# Start of Task inputs

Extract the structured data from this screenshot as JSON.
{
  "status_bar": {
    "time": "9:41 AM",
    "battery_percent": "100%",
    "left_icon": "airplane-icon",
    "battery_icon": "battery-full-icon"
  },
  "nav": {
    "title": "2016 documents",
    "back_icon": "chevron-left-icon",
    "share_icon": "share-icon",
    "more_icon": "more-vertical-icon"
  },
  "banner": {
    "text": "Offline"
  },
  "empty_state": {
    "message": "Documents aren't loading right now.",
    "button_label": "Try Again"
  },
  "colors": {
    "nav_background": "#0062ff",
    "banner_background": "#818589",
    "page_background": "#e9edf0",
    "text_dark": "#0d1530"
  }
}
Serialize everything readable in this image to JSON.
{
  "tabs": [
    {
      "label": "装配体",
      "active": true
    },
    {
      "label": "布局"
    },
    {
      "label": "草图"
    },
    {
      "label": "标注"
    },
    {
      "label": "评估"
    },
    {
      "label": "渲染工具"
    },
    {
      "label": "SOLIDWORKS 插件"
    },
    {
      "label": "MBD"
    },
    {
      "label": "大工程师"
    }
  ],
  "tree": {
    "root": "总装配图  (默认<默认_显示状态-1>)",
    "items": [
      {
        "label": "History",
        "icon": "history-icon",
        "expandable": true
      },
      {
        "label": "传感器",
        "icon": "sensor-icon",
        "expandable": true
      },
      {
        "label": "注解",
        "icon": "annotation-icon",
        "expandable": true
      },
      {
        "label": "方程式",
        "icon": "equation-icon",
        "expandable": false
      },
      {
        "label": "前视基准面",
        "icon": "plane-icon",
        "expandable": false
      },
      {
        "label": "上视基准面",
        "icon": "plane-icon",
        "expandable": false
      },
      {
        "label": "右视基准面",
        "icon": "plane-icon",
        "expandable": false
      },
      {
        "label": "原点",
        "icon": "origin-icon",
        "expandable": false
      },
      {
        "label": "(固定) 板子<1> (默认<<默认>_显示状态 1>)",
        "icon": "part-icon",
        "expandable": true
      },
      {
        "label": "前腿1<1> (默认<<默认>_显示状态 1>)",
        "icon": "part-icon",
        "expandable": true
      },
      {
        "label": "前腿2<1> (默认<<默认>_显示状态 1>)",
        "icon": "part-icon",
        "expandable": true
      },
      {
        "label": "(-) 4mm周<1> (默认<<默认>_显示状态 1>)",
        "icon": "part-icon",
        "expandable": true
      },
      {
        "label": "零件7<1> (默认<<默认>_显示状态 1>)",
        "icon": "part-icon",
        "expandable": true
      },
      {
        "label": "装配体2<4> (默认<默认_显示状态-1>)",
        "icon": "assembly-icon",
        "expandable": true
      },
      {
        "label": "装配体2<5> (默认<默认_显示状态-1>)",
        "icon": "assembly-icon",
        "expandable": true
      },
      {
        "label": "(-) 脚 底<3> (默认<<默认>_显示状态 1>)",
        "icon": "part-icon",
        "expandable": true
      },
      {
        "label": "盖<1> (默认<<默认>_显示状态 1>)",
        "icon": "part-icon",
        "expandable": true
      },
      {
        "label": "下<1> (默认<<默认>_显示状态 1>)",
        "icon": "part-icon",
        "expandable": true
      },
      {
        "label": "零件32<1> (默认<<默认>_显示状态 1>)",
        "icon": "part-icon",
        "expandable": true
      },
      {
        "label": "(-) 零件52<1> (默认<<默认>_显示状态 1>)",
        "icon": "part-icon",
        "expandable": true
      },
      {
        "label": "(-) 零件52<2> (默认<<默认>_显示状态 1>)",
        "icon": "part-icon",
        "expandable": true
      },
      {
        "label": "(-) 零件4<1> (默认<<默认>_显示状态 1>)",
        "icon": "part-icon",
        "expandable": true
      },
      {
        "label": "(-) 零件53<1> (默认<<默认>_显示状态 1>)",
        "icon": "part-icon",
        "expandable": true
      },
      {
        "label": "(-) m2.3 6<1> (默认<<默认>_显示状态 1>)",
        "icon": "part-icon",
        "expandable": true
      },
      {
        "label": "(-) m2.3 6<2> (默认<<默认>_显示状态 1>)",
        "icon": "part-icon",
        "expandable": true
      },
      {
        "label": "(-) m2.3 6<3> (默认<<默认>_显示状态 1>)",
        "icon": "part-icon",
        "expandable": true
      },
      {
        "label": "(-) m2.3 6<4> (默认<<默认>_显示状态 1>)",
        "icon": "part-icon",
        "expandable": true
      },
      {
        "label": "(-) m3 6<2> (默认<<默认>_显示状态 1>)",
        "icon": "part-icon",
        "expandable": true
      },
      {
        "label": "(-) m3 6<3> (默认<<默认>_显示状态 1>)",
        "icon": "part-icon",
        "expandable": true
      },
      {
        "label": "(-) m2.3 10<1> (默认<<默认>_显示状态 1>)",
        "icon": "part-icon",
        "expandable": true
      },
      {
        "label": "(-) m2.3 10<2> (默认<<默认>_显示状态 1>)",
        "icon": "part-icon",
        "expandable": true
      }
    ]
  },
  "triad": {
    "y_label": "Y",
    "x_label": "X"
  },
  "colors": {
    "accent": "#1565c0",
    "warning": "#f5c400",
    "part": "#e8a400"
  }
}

# End of Task inputs

● **Aim**
Please return the data above exactly as given.

● **Written answer**
Extract the structured data from this screenshot as JSON.
{
  "status_bar": {
    "time": "9:41 AM",
    "battery_percent": "100%",
    "left_icon": "airplane-icon",
    "battery_icon": "battery-full-icon"
  },
  "nav": {
    "title": "2016 documents",
    "back_icon": "chevron-left-icon",
    "share_icon": "share-icon",
    "more_icon": "more-vertical-icon"
  },
  "banner": {
    "text": "Offline"
  },
  "empty_state": {
    "message": "Documents aren't loading right now.",
    "button_label": "Try Again"
  },
  "colors": {
    "nav_background": "#0062ff",
    "banner_background": "#818589",
    "page_background": "#e9edf0",
    "text_dark": "#0d1530"
  }
}
Serialize everything readable in this image to JSON.
{
  "tabs": [
    {
      "label": "装配体",
      "active": true
    },
    {
      "label": "布局"
    },
    {
      "label": "草图"
    },
    {
      "label": "标注"
    },
    {
      "label": "评估"
    },
    {
      "label": "渲染工具"
    },
    {
      "label": "SOLIDWORKS 插件"
    },
    {
      "label": "MBD"
    },
    {
      "label": "大工程师"
    }
  ],
  "tree": {
    "root": "总装配图  (默认<默认_显示状态-1>)",
    "items": [
      {
        "label": "History",
        "icon": "history-icon",
        "expandable": true
      },
      {
        "label": "传感器",
        "icon": "sensor-icon",
        "expandable": true
      },
      {
        "label": "注解",
        "icon": "annotation-icon",
        "expandable": true
      },
      {
        "label": "方程式",
        "icon": "equation-icon",
        "expandable": false
      },
      {
        "label": "前视基准面",
        "icon": "plane-icon",
        "expandable": false
      },
      {
        "label": "上视基准面",
        "icon": "plane-icon",
        "expandable": false
      },
      {
        "label": "右视基准面",
        "icon": "plane-icon",
        "expandable": false
      },
      {
        "label": "原点",
        "icon": "origin-icon",
        "expandable": false
      },
      {
        "label": "(固定) 板子<1> (默认<<默认>_显示状态 1>)",
        "icon": "part-icon",
        "expandable": true
      },
      {
        "label": "前腿1<1> (默认<<默认>_显示状态 1>)",
        "icon": "part-icon",
        "expandable": true
      },
      {
        "label": "前腿2<1> (默认<<默认>_显示状态 1>)",
        "icon": "part-icon",
        "expandable": true
      },
      {
        "label": "(-) 4mm周<1> (默认<<默认>_显示状态 1>)",
        "icon": "part-icon",
        "expandable": true
      },
      {
        "label": "零件7<1> (默认<<默认>_显示状态 1>)",
        "icon": "part-icon",
        "expandable": true
      },
      {
        "label": "装配体2<4> (默认<默认_显示状态-1>)",
        "icon": "assembly-icon",
        "expandable": true
      },
      {
        "label": "装配体2<5> (默认<默认_显示状态-1>)",
        "icon": "assembly-icon",
        "expandable": true
      },
      {
        "label": "(-) 脚 底<3> (默认<<默认>_显示状态 1>)",
        "icon": "part-icon",
        "expandable": true
      },
      {
        "label": "盖<1> (默认<<默认>_显示状态 1>)",
        "icon": "part-icon",
        "expandable": true
      },
      {
        "label": "下<1> (默认<<默认>_显示状态 1>)",
        "icon": "part-icon",
        "expandable": true
      },
      {
        "label": "零件32<1> (默认<<默认>_显示状态 1>)",
        "icon": "part-icon",
        "expandable": true
      },
      {
        "label": "(-) 零件52<1> (默认<<默认>_显示状态 1>)",
        "icon": "part-icon",
        "expandable": true
      },
      {
        "label": "(-) 零件52<2> (默认<<默认>_显示状态 1>)",
        "icon": "part-icon",
        "expandable": true
      },
      {
        "label": "(-) 零件4<1> (默认<<默认>_显示状态 1>)",
        "icon": "part-icon",
        "expandable": true
      },
      {
        "label": "(-) 零件53<1> (默认<<默认>_显示状态 1>)",
        "icon": "part-icon",
        "expandable": true
      },
      {
        "label": "(-) m2.3 6<1> (默认<<默认>_显示状态 1>)",
        "icon": "part-icon",
        "expandable": true
      },
      {
        "label": "(-) m2.3 6<2> (默认<<默认>_显示状态 1>)",
        "icon": "part-icon",
        "expandable": true
      },
      {
        "label": "(-) m2.3 6<3> (默认<<默认>_显示状态 1>)",
        "icon": "part-icon",
        "expandable": true
      },
      {
        "label": "(-) m2.3 6<4> (默认<<默认>_显示状态 1>)",
        "icon": "part-icon",
        "expandable": true
      },
      {
        "label": "(-) m3 6<2> (默认<<默认>_显示状态 1>)",
        "icon": "part-icon",
        "expandable": true
      },
      {
        "label": "(-) m3 6<3> (默认<<默认>_显示状态 1>)",
        "icon": "part-icon",
        "expandable": true
      },
      {
        "label": "(-) m2.3 10<1> (默认<<默认>_显示状态 1>)",
        "icon": "part-icon",
        "expandable": true
      },
      {
        "label": "(-) m2.3 10<2> (默认<<默认>_显示状态 1>)",
        "icon": "part-icon",
        "expandable": true
      }
    ]
  },
  "triad": {
    "y_label": "Y",
    "x_label": "X"
  },
  "colors": {
    "accent": "#1565c0",
    "warning": "#f5c400",
    "part": "#e8a400"
  }
}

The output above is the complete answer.